Exercise:
Select, from the data, each line where "спальные" occurs.

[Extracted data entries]
-- start --

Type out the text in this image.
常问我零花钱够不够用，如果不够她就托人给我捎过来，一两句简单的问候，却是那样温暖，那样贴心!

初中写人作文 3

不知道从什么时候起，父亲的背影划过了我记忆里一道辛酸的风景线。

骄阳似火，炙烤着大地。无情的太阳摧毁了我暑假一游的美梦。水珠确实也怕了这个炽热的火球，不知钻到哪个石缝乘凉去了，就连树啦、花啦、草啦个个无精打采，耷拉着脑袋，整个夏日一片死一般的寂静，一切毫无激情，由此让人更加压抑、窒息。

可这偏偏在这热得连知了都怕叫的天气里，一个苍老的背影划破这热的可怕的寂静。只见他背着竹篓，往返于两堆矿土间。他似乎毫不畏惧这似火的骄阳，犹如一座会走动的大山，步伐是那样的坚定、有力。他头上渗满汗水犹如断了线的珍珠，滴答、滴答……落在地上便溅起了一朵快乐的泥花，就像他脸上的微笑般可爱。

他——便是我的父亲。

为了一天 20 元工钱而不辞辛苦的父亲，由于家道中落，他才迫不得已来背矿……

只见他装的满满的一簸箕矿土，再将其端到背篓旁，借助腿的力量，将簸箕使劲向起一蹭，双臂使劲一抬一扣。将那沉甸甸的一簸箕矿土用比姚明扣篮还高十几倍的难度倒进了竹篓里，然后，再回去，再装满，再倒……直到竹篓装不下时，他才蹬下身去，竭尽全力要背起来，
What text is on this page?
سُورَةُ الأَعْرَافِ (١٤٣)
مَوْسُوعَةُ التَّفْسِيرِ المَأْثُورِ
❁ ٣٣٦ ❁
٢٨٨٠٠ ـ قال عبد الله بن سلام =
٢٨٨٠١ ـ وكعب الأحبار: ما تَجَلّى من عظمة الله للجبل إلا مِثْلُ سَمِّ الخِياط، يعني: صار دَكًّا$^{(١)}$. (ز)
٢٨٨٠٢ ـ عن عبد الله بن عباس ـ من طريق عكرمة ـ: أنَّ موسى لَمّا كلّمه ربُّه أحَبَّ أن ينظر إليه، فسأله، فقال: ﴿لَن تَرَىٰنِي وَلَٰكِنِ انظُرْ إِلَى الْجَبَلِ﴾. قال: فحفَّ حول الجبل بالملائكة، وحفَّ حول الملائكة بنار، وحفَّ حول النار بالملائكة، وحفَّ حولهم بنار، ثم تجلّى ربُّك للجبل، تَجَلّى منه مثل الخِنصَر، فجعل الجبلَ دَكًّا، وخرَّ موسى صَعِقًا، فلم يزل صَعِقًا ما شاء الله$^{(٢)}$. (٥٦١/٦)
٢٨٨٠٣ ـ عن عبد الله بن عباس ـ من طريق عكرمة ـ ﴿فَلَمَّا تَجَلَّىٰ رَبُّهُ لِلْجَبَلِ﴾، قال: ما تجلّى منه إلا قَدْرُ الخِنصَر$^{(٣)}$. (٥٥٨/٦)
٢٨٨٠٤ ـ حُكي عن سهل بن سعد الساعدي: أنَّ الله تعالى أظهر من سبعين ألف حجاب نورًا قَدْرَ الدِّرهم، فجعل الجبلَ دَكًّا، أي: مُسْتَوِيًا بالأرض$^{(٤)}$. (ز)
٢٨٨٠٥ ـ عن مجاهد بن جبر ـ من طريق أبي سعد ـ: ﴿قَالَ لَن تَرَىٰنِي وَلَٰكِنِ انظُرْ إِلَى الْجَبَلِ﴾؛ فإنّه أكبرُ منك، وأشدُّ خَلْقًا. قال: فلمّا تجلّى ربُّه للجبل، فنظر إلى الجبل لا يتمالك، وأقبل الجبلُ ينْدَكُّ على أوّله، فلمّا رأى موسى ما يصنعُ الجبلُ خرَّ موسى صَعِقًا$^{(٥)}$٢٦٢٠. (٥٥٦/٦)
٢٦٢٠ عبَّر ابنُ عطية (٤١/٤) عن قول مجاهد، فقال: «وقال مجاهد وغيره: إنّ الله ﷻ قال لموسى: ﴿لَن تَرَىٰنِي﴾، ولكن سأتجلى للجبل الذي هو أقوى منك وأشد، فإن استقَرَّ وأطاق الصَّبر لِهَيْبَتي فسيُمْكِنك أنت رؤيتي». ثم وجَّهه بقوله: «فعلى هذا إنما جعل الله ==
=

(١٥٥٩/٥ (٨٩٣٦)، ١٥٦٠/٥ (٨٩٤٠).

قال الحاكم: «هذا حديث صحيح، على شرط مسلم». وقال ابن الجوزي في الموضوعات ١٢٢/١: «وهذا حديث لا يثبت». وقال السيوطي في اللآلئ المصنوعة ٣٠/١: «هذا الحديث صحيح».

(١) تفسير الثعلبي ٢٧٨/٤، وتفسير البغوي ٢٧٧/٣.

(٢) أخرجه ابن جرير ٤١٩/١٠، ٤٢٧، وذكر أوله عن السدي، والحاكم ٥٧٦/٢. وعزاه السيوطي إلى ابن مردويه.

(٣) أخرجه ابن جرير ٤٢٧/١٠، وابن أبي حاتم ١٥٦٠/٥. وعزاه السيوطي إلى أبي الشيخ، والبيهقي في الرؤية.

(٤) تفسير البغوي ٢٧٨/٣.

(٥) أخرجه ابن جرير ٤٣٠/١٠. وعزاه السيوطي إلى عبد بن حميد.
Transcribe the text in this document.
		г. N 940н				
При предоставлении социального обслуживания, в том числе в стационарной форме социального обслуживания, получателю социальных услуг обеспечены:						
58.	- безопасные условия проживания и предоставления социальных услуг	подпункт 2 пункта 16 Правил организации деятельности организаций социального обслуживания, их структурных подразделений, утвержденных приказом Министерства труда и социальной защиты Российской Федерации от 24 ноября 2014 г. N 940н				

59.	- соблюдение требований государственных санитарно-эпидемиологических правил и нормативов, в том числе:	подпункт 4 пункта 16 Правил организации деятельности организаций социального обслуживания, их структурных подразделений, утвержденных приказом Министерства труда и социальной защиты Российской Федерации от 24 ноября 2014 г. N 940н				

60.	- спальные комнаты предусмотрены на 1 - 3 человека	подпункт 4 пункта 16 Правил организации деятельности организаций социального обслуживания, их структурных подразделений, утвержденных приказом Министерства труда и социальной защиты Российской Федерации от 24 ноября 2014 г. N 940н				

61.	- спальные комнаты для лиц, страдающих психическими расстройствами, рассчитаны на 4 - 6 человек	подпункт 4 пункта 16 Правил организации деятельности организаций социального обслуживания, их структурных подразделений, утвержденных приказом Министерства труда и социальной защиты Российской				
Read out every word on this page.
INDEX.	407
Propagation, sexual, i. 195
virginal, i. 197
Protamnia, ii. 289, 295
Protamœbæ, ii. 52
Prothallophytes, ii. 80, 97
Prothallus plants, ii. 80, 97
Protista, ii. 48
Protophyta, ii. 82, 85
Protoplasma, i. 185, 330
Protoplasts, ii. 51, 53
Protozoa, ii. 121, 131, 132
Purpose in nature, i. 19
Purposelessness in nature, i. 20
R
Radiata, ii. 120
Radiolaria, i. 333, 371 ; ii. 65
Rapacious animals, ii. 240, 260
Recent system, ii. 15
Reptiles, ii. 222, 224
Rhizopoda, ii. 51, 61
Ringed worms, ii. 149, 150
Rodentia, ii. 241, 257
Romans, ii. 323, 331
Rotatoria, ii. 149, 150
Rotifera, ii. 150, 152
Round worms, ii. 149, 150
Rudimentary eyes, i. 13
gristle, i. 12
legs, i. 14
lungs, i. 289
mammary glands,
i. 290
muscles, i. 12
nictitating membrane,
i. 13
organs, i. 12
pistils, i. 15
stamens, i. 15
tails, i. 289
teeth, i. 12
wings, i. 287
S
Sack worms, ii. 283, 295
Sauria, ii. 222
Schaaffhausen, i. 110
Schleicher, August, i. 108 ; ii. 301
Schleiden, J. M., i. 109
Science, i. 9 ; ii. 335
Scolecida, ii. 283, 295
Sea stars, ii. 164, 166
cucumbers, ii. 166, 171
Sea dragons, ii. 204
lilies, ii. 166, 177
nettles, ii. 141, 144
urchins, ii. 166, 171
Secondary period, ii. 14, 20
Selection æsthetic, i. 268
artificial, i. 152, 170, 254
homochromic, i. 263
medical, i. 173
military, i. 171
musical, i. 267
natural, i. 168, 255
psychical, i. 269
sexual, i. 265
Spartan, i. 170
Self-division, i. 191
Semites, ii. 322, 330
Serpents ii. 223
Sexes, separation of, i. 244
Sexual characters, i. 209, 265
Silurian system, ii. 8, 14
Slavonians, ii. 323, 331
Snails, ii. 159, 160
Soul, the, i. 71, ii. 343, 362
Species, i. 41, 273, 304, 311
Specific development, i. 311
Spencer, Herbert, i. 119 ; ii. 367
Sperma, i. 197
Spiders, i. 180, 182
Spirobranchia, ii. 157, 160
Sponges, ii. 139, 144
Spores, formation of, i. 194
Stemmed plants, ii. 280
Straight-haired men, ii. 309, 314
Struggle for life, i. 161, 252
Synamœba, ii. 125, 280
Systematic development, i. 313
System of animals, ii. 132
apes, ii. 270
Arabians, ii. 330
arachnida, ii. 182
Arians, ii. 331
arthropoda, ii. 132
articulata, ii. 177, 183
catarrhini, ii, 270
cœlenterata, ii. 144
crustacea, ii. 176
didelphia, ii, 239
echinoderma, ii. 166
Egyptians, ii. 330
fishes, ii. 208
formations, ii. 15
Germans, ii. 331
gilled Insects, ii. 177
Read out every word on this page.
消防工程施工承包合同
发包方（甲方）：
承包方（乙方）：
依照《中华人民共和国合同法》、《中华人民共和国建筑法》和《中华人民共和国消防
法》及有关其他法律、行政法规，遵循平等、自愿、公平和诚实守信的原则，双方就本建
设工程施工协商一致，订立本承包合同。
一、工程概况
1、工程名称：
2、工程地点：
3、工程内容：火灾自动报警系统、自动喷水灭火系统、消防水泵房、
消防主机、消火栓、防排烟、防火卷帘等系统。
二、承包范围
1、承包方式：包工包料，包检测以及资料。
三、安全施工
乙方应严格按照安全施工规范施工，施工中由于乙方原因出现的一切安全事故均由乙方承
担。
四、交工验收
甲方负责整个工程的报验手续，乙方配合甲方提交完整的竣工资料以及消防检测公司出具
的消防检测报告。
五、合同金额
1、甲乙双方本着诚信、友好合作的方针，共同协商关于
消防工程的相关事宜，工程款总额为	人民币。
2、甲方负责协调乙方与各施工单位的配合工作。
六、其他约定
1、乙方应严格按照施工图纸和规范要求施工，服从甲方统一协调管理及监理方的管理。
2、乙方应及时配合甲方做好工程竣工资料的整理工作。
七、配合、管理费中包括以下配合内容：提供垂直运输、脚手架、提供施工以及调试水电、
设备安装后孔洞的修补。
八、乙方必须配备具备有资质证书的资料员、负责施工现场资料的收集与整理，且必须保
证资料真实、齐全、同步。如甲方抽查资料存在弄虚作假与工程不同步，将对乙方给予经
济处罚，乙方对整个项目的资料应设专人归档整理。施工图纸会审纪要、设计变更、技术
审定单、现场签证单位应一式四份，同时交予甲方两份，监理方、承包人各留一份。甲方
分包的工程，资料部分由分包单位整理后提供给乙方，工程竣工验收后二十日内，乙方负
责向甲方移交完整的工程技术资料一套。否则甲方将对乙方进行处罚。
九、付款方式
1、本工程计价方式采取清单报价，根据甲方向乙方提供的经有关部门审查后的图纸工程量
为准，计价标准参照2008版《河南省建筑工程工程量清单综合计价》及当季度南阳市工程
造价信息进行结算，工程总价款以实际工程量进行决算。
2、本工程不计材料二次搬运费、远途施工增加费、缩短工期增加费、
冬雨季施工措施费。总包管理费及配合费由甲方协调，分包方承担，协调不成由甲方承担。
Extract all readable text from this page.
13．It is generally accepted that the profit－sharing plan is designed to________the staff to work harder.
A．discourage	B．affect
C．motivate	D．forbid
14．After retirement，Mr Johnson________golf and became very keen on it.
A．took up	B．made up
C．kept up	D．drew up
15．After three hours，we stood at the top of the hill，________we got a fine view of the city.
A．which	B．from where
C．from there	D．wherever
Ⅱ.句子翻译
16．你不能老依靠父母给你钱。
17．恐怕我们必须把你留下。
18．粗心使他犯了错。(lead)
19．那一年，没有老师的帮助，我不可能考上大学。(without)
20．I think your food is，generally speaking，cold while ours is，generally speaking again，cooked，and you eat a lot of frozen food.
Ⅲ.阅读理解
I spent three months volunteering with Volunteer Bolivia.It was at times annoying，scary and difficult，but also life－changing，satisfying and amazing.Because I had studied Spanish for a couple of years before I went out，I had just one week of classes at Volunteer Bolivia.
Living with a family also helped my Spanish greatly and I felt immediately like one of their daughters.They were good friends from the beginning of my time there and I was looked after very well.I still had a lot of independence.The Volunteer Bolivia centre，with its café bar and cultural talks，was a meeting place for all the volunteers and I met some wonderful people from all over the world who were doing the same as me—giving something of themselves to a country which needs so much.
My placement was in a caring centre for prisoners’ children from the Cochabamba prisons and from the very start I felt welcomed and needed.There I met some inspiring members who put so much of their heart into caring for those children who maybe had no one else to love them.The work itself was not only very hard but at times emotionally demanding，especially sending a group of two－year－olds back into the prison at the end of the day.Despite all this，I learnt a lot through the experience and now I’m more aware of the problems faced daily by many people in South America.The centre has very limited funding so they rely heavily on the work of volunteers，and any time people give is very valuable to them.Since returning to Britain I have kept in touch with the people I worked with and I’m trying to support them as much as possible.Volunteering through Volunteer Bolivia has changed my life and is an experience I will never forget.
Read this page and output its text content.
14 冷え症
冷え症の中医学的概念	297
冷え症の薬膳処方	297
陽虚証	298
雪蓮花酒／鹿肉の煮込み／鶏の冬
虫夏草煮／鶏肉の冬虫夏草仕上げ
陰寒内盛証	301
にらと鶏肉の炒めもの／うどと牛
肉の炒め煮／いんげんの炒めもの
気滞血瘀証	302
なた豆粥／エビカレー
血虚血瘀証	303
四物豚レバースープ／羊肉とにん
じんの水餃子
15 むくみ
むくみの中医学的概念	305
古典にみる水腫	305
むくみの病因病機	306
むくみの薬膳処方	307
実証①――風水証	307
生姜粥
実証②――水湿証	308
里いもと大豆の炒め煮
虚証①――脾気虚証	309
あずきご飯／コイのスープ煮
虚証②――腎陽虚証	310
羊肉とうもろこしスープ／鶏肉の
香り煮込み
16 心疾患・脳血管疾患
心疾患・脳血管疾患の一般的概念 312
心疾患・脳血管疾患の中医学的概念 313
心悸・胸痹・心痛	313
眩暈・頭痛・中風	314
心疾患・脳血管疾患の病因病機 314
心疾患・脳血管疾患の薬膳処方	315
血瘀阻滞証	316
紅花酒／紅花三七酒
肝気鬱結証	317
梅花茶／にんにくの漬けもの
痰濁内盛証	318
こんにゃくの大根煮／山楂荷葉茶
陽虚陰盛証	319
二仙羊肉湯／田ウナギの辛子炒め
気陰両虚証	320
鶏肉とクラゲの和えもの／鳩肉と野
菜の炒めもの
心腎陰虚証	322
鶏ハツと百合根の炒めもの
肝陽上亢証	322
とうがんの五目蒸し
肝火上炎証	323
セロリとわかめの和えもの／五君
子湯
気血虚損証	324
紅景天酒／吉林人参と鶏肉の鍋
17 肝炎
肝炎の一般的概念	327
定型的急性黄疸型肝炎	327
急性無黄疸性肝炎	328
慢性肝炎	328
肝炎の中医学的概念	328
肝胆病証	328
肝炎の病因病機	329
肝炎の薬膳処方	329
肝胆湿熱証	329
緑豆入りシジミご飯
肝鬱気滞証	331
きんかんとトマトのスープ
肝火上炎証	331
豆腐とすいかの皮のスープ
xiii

-- end --

Worked answer:
60.	- спальные комнаты предусмотрены на 1 - 3 человека	подпункт 4 пункта 16 Правил организации деятельности организаций социального обслуживания, их структурных подразделений, утвержденных приказом Министерства труда и социальной защиты Российской Федерации от 24 ноября 2014 г. N 940н				
61.	- спальные комнаты для лиц, страдающих психическими расстройствами, рассчитаны на 4 - 6 человек	подпункт 4 пункта 16 Правил организации деятельности организаций социального обслуживания, их структурных подразделений, утвержденных приказом Министерства труда и социальной защиты Российской				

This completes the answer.